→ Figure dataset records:
★ ★ ★ ★ ★

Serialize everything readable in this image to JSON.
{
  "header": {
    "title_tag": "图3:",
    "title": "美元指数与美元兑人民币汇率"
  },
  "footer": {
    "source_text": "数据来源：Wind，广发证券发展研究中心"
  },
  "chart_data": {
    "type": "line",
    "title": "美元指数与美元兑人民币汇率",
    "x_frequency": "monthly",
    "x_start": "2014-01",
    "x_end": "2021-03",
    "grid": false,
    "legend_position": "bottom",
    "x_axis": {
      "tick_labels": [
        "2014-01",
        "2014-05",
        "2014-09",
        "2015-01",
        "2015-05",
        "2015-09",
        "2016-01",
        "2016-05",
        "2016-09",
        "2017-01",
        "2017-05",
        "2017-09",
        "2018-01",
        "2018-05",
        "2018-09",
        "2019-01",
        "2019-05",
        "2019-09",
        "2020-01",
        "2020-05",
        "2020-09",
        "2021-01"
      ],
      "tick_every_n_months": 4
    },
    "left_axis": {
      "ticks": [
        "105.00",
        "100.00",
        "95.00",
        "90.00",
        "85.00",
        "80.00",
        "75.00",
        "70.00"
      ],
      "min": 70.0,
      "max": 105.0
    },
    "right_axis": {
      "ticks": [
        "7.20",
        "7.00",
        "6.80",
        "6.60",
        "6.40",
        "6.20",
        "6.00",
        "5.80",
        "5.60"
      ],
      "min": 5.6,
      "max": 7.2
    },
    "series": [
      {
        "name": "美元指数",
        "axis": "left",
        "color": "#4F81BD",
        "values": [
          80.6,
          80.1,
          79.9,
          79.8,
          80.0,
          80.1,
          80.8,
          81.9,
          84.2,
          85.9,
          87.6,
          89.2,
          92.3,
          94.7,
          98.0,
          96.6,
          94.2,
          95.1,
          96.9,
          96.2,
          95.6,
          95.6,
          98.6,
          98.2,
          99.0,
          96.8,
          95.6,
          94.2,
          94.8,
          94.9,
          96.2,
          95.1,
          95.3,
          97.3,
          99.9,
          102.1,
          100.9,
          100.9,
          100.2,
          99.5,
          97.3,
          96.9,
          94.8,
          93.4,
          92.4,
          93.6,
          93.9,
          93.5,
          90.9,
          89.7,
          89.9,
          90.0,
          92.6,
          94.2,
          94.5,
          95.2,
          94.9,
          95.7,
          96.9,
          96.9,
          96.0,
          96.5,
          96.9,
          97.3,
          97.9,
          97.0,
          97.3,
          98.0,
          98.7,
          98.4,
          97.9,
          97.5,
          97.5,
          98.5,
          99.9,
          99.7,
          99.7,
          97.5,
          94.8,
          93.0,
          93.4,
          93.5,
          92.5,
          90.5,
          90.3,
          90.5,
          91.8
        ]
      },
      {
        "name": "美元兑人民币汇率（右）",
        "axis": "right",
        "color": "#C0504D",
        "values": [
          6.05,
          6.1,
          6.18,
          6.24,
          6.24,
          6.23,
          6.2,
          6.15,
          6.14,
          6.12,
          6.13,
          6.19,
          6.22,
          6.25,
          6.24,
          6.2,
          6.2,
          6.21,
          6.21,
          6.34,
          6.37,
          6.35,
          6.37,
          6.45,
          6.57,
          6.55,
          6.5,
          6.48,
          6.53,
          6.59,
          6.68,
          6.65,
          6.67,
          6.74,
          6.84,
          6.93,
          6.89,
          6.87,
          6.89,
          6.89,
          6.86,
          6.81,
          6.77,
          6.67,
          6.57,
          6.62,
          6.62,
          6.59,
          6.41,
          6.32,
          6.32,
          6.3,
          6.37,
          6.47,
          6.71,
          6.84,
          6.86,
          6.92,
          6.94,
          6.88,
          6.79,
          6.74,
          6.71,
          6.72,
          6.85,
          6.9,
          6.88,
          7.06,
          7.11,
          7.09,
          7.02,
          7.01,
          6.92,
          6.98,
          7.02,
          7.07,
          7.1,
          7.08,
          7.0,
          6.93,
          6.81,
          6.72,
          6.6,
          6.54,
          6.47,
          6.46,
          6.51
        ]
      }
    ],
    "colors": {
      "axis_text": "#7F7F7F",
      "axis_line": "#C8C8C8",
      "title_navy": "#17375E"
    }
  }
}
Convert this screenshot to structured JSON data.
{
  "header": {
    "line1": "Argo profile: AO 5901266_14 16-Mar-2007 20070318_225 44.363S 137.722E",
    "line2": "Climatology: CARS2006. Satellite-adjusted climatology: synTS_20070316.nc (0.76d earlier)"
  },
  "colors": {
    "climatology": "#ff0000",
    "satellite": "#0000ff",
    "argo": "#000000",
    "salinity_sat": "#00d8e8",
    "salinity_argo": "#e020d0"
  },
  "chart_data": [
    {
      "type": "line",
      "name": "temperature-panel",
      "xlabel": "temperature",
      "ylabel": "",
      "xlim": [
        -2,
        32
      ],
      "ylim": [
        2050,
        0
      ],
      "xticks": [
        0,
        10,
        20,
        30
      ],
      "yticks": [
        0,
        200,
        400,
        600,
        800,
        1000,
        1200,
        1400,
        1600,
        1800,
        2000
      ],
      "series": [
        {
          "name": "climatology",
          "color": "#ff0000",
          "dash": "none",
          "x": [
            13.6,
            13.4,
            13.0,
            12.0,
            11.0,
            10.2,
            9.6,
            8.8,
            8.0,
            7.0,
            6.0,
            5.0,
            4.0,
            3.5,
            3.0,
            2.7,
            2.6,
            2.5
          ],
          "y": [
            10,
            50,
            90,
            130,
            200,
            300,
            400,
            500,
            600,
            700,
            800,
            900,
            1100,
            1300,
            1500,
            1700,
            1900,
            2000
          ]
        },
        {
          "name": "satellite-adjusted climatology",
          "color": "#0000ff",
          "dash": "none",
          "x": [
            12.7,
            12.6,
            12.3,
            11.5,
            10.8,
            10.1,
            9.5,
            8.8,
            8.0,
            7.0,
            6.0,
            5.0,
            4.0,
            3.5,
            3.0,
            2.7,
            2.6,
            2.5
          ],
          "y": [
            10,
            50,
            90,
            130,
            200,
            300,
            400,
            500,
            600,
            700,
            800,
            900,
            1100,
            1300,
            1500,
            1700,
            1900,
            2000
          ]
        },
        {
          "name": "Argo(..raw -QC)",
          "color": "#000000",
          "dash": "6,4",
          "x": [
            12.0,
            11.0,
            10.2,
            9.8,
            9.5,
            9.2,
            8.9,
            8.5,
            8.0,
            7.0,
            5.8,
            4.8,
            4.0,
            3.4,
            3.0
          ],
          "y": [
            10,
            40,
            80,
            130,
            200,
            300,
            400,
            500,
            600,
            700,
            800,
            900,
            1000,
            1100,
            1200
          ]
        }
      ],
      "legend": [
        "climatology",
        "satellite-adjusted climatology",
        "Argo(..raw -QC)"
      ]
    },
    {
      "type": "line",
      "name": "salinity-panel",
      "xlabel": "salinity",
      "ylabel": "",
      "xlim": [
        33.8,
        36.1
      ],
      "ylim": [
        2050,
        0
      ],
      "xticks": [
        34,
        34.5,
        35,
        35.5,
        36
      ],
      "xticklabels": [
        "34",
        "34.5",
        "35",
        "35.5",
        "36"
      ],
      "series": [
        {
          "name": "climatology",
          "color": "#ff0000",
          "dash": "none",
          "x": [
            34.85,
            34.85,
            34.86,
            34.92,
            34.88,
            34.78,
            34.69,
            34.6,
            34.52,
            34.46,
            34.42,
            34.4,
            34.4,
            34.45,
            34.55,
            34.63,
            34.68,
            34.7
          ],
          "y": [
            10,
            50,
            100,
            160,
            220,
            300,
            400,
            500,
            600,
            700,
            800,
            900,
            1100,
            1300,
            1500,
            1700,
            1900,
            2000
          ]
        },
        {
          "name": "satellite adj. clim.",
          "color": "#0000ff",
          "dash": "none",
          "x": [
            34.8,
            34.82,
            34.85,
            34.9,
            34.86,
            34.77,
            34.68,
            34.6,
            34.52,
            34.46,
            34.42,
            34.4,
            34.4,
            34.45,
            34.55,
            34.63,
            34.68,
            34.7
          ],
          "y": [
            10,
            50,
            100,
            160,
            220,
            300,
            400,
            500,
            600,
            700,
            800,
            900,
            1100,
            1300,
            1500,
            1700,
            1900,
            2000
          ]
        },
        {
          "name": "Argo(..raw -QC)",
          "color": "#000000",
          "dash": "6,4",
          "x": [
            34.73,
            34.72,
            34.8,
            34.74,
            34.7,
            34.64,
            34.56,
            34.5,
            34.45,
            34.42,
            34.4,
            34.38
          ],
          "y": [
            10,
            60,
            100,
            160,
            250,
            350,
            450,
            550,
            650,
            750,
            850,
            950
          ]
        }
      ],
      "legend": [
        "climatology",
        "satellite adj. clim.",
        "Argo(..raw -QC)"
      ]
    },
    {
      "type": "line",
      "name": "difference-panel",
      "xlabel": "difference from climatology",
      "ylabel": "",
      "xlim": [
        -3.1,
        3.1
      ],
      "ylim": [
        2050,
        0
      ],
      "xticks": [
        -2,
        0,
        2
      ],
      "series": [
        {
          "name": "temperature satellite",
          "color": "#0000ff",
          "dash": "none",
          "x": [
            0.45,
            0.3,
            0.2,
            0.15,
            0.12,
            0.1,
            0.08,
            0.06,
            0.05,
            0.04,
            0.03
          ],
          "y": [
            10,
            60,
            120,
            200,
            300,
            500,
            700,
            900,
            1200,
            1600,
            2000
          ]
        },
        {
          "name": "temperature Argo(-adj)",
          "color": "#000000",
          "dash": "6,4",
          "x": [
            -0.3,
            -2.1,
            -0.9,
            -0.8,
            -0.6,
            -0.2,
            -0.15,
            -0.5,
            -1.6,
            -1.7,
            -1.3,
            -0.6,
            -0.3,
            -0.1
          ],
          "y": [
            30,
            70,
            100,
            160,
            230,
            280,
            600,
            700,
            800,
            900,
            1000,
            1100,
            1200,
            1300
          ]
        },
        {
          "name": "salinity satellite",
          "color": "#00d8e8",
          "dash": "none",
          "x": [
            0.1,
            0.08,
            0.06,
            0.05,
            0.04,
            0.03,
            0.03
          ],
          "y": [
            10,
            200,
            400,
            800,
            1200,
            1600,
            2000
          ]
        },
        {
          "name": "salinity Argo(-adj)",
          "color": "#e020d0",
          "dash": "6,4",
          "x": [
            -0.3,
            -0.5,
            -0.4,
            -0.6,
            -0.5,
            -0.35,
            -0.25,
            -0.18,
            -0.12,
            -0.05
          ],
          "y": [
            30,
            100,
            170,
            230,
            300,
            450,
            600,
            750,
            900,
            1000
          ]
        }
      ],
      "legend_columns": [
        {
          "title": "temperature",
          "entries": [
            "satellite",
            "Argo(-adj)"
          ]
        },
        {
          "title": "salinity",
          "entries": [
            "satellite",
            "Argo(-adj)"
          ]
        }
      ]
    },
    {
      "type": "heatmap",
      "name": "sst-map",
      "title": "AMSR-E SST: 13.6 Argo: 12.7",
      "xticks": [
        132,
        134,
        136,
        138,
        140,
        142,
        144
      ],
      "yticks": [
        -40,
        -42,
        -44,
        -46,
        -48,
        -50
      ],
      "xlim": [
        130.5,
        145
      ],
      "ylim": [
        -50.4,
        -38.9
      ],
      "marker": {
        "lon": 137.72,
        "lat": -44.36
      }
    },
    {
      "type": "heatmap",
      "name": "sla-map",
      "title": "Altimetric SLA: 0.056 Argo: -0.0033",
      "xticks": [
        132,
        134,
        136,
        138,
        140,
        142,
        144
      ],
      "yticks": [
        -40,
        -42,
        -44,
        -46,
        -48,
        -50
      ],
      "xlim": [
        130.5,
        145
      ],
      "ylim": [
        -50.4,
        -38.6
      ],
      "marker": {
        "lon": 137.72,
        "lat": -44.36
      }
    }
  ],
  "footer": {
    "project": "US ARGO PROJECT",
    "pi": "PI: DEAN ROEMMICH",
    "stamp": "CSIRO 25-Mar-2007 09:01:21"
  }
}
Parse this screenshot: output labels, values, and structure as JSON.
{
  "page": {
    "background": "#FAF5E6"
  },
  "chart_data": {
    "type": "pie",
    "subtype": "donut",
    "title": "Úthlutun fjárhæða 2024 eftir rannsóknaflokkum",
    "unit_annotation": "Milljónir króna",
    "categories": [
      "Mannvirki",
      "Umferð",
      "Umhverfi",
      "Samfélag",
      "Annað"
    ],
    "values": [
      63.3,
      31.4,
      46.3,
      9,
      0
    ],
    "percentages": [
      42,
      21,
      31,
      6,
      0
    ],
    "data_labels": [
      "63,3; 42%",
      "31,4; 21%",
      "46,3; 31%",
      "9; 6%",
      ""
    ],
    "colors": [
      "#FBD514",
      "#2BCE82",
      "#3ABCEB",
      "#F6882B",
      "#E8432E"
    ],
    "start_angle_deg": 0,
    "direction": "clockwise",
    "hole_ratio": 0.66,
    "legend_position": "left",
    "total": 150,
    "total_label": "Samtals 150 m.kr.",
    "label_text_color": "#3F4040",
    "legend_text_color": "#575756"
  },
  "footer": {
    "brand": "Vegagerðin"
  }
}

★ ★ ★ ★ ★

→ DIRECTIONS: Write only the number of lines in the records that include the word "screenshot".

→ EXERCISE RESULT: 2